Input material:
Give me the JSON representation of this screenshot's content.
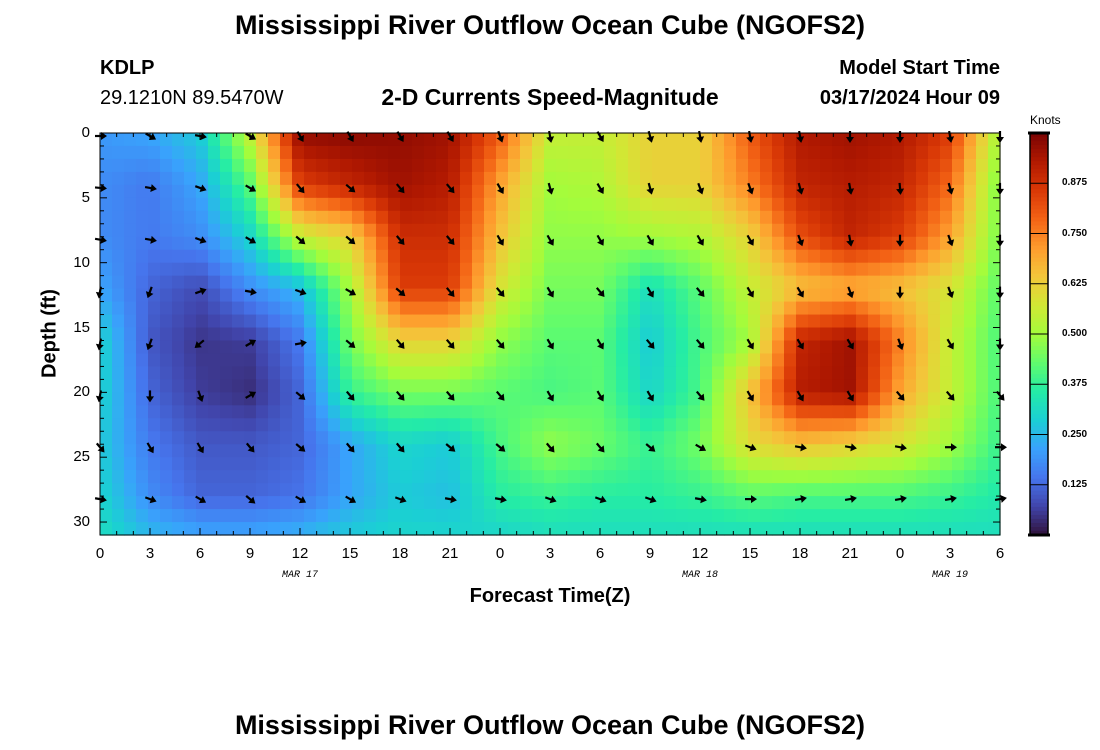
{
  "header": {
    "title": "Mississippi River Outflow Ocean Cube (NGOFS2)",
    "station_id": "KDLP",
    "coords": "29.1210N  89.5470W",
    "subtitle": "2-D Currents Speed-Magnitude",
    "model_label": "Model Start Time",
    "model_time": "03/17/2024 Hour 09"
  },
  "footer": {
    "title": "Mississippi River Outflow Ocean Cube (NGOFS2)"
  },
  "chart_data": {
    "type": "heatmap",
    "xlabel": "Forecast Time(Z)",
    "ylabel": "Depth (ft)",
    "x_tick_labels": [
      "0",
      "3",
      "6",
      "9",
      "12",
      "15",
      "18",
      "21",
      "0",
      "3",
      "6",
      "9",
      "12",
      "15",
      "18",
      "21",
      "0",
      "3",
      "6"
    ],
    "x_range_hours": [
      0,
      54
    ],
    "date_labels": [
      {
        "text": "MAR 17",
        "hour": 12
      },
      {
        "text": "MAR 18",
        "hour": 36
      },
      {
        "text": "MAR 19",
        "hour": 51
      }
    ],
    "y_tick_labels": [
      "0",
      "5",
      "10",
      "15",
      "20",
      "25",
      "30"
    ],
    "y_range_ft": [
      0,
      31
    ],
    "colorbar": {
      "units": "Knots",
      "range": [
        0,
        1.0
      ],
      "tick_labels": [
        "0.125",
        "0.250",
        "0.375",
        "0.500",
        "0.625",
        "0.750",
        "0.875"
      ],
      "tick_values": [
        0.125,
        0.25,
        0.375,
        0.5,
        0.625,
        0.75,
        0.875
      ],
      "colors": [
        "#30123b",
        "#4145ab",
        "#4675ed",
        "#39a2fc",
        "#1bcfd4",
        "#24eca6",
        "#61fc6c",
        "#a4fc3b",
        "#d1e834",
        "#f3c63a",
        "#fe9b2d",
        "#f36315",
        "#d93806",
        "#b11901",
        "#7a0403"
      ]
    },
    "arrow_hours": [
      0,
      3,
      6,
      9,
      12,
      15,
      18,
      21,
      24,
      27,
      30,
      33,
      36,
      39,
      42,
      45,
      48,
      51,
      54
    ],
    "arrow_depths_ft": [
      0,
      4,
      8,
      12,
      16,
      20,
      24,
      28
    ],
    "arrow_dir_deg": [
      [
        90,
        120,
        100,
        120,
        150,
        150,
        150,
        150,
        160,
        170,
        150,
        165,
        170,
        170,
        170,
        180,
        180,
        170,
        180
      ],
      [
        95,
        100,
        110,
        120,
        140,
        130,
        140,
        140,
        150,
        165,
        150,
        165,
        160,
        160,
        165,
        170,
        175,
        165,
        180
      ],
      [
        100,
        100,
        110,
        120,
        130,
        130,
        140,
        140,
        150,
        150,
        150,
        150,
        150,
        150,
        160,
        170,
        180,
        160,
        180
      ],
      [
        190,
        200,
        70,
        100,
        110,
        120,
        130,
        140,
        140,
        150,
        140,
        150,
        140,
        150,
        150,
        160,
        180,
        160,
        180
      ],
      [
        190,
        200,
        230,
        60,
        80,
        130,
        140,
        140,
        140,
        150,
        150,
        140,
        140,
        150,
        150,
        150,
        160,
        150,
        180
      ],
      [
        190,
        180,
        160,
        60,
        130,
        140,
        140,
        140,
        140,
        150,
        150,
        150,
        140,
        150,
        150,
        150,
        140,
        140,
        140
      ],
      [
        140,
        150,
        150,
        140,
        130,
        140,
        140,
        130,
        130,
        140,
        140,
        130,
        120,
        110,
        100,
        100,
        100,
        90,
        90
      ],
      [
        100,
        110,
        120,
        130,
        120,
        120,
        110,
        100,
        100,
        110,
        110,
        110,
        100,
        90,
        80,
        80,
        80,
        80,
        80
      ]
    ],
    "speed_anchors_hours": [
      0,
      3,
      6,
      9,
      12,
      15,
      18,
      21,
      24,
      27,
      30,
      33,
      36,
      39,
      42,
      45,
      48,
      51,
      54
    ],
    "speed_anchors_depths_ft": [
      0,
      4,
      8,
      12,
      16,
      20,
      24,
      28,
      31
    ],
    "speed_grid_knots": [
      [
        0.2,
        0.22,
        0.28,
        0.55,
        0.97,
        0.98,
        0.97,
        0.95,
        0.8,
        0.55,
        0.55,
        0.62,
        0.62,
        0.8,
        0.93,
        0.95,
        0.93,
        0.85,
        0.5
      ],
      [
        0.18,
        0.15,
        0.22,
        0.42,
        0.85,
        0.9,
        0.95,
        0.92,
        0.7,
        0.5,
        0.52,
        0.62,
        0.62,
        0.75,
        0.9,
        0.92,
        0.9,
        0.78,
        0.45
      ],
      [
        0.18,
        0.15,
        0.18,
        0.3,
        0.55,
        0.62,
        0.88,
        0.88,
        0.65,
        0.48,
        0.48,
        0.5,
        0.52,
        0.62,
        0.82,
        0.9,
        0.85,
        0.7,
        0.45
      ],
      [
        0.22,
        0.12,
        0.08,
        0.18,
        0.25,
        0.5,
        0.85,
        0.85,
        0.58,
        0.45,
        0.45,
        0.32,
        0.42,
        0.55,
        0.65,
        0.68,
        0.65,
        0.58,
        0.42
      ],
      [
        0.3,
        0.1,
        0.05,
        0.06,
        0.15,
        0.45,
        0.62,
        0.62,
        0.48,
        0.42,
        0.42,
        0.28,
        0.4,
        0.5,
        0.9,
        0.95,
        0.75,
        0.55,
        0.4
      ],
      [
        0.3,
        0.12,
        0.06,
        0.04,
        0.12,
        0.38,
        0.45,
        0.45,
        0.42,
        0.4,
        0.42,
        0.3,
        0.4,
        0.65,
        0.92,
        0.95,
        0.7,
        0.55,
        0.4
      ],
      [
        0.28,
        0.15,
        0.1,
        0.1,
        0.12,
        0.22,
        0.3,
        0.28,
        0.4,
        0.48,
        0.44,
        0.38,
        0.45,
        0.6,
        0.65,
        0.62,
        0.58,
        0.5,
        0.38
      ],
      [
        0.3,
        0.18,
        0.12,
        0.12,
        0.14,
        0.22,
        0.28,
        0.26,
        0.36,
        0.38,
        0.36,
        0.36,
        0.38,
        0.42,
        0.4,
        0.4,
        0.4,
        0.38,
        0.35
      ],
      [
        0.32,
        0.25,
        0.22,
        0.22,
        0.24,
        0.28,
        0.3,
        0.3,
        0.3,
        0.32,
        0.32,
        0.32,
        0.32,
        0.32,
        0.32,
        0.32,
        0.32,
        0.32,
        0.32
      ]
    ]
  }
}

Instruction: Leave out the pictures and copy every record above exactly.

The reply:
Give me the JSON representation of this screenshot's content.
{
  "header": {
    "title": "Mississippi River Outflow Ocean Cube (NGOFS2)",
    "station_id": "KDLP",
    "coords": "29.1210N  89.5470W",
    "subtitle": "2-D Currents Speed-Magnitude",
    "model_label": "Model Start Time",
    "model_time": "03/17/2024 Hour 09"
  },
  "footer": {
    "title": "Mississippi River Outflow Ocean Cube (NGOFS2)"
  },
  "chart_data": {
    "type": "heatmap",
    "xlabel": "Forecast Time(Z)",
    "ylabel": "Depth (ft)",
    "x_tick_labels": [
      "0",
      "3",
      "6",
      "9",
      "12",
      "15",
      "18",
      "21",
      "0",
      "3",
      "6",
      "9",
      "12",
      "15",
      "18",
      "21",
      "0",
      "3",
      "6"
    ],
    "x_range_hours": [
      0,
      54
    ],
    "date_labels": [
      {
        "text": "MAR 17",
        "hour": 12
      },
      {
        "text": "MAR 18",
        "hour": 36
      },
      {
        "text": "MAR 19",
        "hour": 51
      }
    ],
    "y_tick_labels": [
      "0",
      "5",
      "10",
      "15",
      "20",
      "25",
      "30"
    ],
    "y_range_ft": [
      0,
      31
    ],
    "colorbar": {
      "units": "Knots",
      "range": [
        0,
        1.0
      ],
      "tick_labels": [
        "0.125",
        "0.250",
        "0.375",
        "0.500",
        "0.625",
        "0.750",
        "0.875"
      ],
      "tick_values": [
        0.125,
        0.25,
        0.375,
        0.5,
        0.625,
        0.75,
        0.875
      ],
      "colors": [
        "#30123b",
        "#4145ab",
        "#4675ed",
        "#39a2fc",
        "#1bcfd4",
        "#24eca6",
        "#61fc6c",
        "#a4fc3b",
        "#d1e834",
        "#f3c63a",
        "#fe9b2d",
        "#f36315",
        "#d93806",
        "#b11901",
        "#7a0403"
      ]
    },
    "arrow_hours": [
      0,
      3,
      6,
      9,
      12,
      15,
      18,
      21,
      24,
      27,
      30,
      33,
      36,
      39,
      42,
      45,
      48,
      51,
      54
    ],
    "arrow_depths_ft": [
      0,
      4,
      8,
      12,
      16,
      20,
      24,
      28
    ],
    "arrow_dir_deg": [
      [
        90,
        120,
        100,
        120,
        150,
        150,
        150,
        150,
        160,
        170,
        150,
        165,
        170,
        170,
        170,
        180,
        180,
        170,
        180
      ],
      [
        95,
        100,
        110,
        120,
        140,
        130,
        140,
        140,
        150,
        165,
        150,
        165,
        160,
        160,
        165,
        170,
        175,
        165,
        180
      ],
      [
        100,
        100,
        110,
        120,
        130,
        130,
        140,
        140,
        150,
        150,
        150,
        150,
        150,
        150,
        160,
        170,
        180,
        160,
        180
      ],
      [
        190,
        200,
        70,
        100,
        110,
        120,
        130,
        140,
        140,
        150,
        140,
        150,
        140,
        150,
        150,
        160,
        180,
        160,
        180
      ],
      [
        190,
        200,
        230,
        60,
        80,
        130,
        140,
        140,
        140,
        150,
        150,
        140,
        140,
        150,
        150,
        150,
        160,
        150,
        180
      ],
      [
        190,
        180,
        160,
        60,
        130,
        140,
        140,
        140,
        140,
        150,
        150,
        150,
        140,
        150,
        150,
        150,
        140,
        140,
        140
      ],
      [
        140,
        150,
        150,
        140,
        130,
        140,
        140,
        130,
        130,
        140,
        140,
        130,
        120,
        110,
        100,
        100,
        100,
        90,
        90
      ],
      [
        100,
        110,
        120,
        130,
        120,
        120,
        110,
        100,
        100,
        110,
        110,
        110,
        100,
        90,
        80,
        80,
        80,
        80,
        80
      ]
    ],
    "speed_anchors_hours": [
      0,
      3,
      6,
      9,
      12,
      15,
      18,
      21,
      24,
      27,
      30,
      33,
      36,
      39,
      42,
      45,
      48,
      51,
      54
    ],
    "speed_anchors_depths_ft": [
      0,
      4,
      8,
      12,
      16,
      20,
      24,
      28,
      31
    ],
    "speed_grid_knots": [
      [
        0.2,
        0.22,
        0.28,
        0.55,
        0.97,
        0.98,
        0.97,
        0.95,
        0.8,
        0.55,
        0.55,
        0.62,
        0.62,
        0.8,
        0.93,
        0.95,
        0.93,
        0.85,
        0.5
      ],
      [
        0.18,
        0.15,
        0.22,
        0.42,
        0.85,
        0.9,
        0.95,
        0.92,
        0.7,
        0.5,
        0.52,
        0.62,
        0.62,
        0.75,
        0.9,
        0.92,
        0.9,
        0.78,
        0.45
      ],
      [
        0.18,
        0.15,
        0.18,
        0.3,
        0.55,
        0.62,
        0.88,
        0.88,
        0.65,
        0.48,
        0.48,
        0.5,
        0.52,
        0.62,
        0.82,
        0.9,
        0.85,
        0.7,
        0.45
      ],
      [
        0.22,
        0.12,
        0.08,
        0.18,
        0.25,
        0.5,
        0.85,
        0.85,
        0.58,
        0.45,
        0.45,
        0.32,
        0.42,
        0.55,
        0.65,
        0.68,
        0.65,
        0.58,
        0.42
      ],
      [
        0.3,
        0.1,
        0.05,
        0.06,
        0.15,
        0.45,
        0.62,
        0.62,
        0.48,
        0.42,
        0.42,
        0.28,
        0.4,
        0.5,
        0.9,
        0.95,
        0.75,
        0.55,
        0.4
      ],
      [
        0.3,
        0.12,
        0.06,
        0.04,
        0.12,
        0.38,
        0.45,
        0.45,
        0.42,
        0.4,
        0.42,
        0.3,
        0.4,
        0.65,
        0.92,
        0.95,
        0.7,
        0.55,
        0.4
      ],
      [
        0.28,
        0.15,
        0.1,
        0.1,
        0.12,
        0.22,
        0.3,
        0.28,
        0.4,
        0.48,
        0.44,
        0.38,
        0.45,
        0.6,
        0.65,
        0.62,
        0.58,
        0.5,
        0.38
      ],
      [
        0.3,
        0.18,
        0.12,
        0.12,
        0.14,
        0.22,
        0.28,
        0.26,
        0.36,
        0.38,
        0.36,
        0.36,
        0.38,
        0.42,
        0.4,
        0.4,
        0.4,
        0.38,
        0.35
      ],
      [
        0.32,
        0.25,
        0.22,
        0.22,
        0.24,
        0.28,
        0.3,
        0.3,
        0.3,
        0.32,
        0.32,
        0.32,
        0.32,
        0.32,
        0.32,
        0.32,
        0.32,
        0.32,
        0.32
      ]
    ]
  }
}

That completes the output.